═══ Dataset rows

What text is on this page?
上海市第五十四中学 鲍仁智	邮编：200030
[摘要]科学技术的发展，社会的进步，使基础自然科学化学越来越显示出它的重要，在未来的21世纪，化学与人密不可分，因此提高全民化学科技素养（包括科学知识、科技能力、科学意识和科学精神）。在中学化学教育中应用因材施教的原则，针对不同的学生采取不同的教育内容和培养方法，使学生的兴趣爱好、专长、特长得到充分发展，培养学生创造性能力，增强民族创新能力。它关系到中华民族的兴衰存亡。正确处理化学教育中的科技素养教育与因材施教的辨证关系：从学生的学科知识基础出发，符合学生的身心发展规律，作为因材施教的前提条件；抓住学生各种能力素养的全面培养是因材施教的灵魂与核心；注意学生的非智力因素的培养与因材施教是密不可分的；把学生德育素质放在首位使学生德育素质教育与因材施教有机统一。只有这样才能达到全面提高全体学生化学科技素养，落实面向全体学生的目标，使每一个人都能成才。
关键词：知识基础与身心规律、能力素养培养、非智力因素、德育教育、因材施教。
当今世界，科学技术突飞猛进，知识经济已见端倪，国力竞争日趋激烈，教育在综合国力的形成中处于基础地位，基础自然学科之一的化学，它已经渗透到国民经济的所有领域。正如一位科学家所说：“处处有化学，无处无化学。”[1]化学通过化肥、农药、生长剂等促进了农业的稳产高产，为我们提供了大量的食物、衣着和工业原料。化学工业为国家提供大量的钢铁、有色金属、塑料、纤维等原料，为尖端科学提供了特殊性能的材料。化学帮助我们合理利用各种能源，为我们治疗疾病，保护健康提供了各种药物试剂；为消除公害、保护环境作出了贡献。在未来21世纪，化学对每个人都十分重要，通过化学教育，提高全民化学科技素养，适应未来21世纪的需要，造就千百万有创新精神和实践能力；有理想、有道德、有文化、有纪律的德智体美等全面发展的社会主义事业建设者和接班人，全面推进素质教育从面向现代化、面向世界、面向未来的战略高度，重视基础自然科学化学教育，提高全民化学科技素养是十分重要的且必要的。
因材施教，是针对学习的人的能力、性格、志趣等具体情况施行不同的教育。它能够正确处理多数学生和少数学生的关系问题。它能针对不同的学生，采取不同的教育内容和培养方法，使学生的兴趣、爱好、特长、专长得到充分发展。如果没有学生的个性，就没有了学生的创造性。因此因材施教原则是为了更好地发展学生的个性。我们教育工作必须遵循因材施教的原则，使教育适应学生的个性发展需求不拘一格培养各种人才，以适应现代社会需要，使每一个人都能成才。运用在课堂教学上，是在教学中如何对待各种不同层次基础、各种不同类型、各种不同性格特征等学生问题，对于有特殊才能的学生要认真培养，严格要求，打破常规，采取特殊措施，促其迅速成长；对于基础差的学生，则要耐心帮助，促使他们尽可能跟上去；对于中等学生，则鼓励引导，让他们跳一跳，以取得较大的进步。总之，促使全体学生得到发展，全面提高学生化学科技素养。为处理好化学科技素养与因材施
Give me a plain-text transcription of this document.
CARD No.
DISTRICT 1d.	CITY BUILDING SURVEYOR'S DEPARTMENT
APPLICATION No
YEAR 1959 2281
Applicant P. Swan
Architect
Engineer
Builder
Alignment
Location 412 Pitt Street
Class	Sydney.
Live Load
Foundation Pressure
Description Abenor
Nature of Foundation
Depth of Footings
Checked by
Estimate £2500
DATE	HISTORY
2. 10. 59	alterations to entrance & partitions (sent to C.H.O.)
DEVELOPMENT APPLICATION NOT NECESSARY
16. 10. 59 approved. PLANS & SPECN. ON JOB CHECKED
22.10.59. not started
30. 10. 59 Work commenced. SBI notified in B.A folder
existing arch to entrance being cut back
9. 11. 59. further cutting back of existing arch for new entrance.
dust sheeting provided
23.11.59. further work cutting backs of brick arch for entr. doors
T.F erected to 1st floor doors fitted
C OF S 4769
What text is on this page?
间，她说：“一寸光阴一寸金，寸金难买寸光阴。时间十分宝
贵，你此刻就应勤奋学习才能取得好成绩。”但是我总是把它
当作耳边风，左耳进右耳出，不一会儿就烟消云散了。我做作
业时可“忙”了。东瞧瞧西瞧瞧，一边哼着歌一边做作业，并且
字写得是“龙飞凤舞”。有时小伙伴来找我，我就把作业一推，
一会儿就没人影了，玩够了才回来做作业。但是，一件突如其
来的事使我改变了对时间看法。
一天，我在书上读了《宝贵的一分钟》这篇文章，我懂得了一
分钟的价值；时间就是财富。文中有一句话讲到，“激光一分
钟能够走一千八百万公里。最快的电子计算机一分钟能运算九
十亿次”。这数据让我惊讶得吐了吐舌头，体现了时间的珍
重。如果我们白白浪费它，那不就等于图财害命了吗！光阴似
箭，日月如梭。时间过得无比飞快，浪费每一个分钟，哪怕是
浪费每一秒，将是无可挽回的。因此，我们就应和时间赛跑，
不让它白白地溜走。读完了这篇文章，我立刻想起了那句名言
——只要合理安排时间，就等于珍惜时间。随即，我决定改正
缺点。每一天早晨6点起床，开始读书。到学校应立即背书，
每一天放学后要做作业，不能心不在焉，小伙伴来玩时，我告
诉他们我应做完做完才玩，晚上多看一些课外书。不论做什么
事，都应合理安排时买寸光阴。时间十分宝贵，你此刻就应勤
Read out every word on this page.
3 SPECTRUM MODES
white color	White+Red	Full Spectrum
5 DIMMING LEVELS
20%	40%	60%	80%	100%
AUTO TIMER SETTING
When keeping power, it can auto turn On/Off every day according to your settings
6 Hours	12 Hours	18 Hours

══════

State how many lines include the string "doors". Give no other information.

2